[EXERCISE MATERIAL start]

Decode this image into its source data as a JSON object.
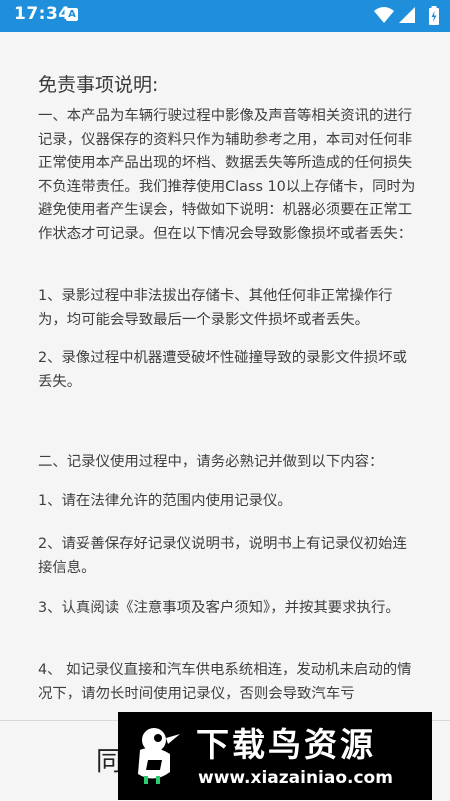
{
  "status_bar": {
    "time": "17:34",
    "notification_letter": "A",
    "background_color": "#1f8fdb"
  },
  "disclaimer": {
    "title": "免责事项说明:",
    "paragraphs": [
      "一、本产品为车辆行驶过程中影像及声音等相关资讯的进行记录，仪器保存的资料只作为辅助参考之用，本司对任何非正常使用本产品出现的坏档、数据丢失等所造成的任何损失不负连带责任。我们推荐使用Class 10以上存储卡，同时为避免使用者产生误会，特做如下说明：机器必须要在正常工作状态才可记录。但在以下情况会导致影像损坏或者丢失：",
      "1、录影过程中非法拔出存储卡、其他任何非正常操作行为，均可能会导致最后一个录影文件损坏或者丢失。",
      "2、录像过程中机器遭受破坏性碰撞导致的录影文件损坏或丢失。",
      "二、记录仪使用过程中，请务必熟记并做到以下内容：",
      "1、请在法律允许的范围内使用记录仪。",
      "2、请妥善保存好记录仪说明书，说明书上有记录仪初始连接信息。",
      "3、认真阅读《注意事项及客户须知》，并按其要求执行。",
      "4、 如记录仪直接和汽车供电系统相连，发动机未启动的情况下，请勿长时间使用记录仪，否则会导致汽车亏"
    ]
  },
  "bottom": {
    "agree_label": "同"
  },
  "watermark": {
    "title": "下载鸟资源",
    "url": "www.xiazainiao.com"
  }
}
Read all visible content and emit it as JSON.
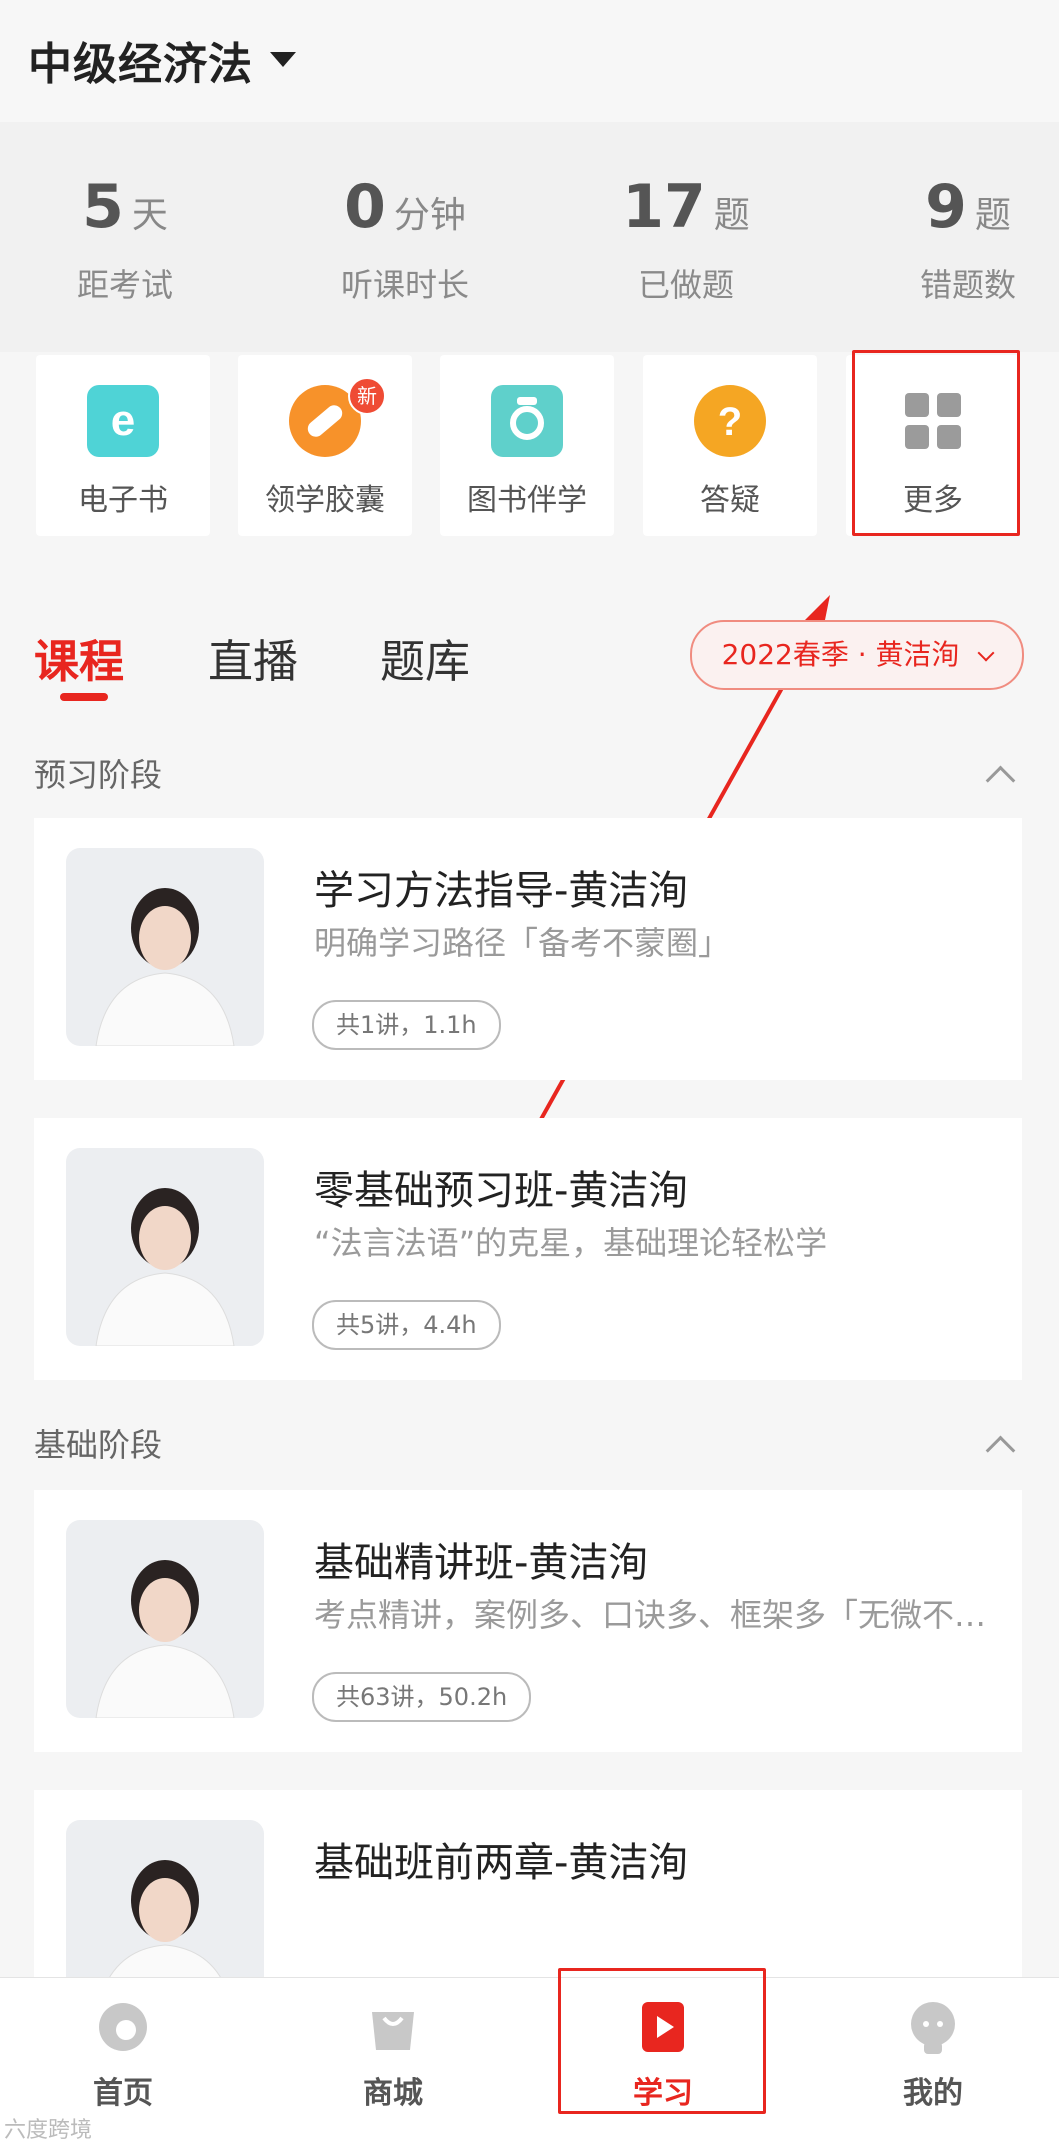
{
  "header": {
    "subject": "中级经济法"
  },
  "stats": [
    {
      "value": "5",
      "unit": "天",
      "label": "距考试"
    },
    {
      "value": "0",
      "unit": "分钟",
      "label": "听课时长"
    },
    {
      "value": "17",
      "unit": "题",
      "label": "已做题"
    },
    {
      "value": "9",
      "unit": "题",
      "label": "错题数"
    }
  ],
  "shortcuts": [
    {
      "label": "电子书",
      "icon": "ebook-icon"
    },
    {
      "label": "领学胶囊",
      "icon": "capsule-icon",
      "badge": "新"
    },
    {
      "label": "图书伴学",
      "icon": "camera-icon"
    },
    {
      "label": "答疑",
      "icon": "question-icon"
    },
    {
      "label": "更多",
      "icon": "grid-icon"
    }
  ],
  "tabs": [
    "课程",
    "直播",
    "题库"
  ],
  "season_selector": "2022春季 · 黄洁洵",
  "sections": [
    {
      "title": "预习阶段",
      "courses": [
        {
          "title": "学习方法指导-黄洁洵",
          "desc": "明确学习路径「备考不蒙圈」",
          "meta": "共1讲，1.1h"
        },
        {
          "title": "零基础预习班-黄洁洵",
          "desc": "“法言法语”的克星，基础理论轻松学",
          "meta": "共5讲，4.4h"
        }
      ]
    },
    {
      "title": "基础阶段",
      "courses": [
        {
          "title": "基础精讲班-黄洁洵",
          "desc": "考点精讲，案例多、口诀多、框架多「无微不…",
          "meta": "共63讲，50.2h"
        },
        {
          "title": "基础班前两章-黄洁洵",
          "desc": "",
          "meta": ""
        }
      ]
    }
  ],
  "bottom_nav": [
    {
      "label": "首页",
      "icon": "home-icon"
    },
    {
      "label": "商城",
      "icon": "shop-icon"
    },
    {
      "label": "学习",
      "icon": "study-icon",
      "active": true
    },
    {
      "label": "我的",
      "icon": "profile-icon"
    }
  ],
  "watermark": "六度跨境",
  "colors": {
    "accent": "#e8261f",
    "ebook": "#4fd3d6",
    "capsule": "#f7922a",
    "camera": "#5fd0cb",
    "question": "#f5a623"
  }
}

[EXERCISE MATERIAL end]
[EXERCISE MATERIAL start]

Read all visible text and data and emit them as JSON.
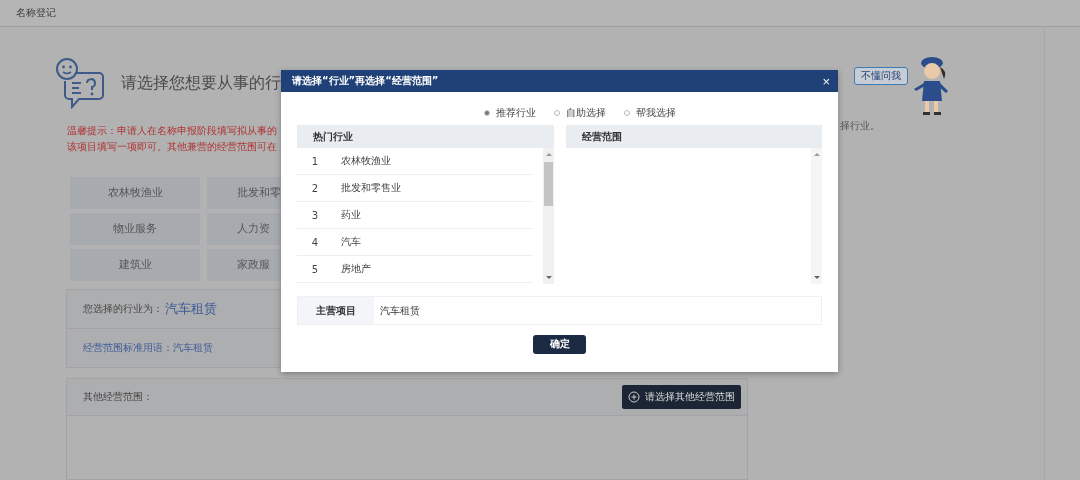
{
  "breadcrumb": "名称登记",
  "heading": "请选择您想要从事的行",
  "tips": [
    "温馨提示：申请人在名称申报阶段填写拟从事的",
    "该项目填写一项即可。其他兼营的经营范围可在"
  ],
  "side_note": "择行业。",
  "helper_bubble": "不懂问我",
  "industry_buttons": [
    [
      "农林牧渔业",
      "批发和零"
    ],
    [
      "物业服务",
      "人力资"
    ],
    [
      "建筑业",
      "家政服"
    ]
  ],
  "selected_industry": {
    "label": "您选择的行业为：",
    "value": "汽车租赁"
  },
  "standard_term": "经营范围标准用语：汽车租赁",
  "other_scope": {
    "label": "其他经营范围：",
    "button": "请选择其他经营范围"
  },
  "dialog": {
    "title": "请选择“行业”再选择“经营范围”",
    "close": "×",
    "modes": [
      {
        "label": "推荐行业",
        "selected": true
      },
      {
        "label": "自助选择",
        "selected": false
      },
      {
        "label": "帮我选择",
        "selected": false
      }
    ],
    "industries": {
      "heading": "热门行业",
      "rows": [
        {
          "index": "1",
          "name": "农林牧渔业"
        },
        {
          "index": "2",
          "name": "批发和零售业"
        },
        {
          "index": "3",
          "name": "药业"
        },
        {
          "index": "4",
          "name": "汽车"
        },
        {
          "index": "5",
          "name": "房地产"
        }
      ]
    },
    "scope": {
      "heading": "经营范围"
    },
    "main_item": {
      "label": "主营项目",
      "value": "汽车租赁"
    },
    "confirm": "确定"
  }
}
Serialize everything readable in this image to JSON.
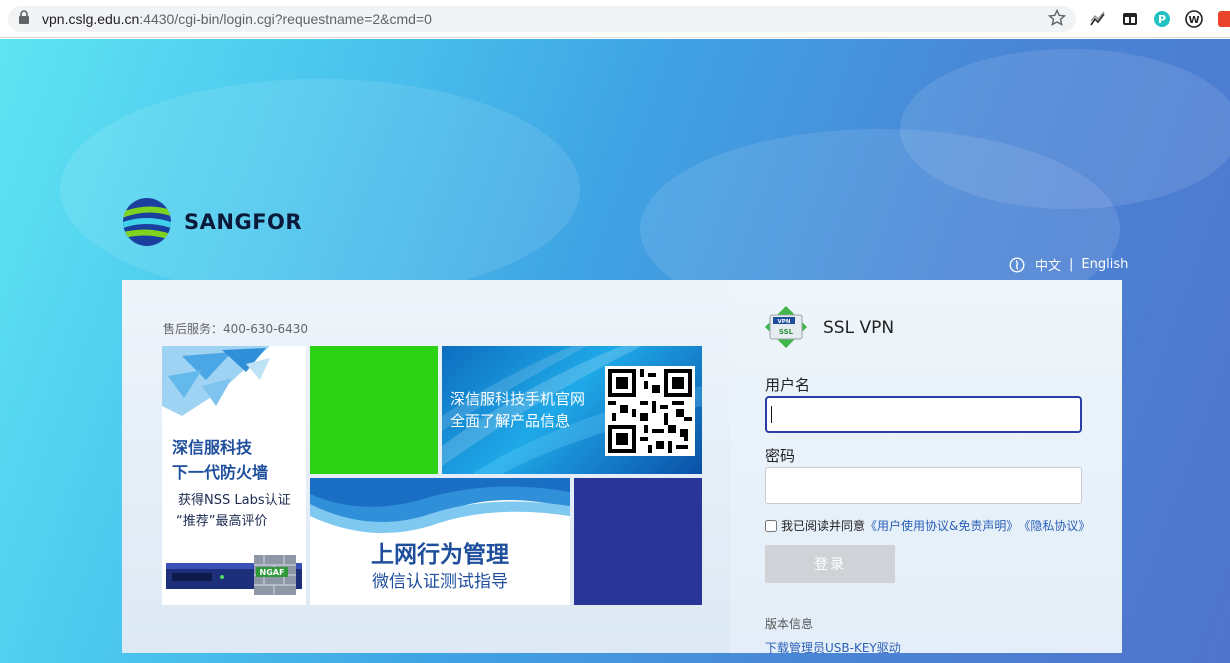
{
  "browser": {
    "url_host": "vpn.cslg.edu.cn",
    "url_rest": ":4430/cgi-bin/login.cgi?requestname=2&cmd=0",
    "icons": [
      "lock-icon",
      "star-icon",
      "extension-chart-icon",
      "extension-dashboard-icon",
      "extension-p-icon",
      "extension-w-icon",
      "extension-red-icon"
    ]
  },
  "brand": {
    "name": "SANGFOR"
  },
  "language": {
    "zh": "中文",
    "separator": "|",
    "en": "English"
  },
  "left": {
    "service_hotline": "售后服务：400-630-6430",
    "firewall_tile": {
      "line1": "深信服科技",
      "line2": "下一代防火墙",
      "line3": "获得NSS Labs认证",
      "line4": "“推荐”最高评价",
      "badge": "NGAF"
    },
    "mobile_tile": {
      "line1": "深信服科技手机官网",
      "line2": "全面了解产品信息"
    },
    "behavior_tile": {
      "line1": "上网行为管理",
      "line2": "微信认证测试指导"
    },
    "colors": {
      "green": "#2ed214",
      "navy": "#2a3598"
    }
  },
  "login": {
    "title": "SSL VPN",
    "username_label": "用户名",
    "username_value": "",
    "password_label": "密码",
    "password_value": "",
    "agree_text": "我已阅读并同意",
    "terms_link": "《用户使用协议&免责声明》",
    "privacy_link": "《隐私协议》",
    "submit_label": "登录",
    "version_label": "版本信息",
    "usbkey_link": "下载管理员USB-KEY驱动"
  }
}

[EXERCISE MATERIAL end]

- [STATED EXERCISE]:
State only how many lines in the material include "emit".

- [OUTPUT FOR THIS EXERCISE]:
2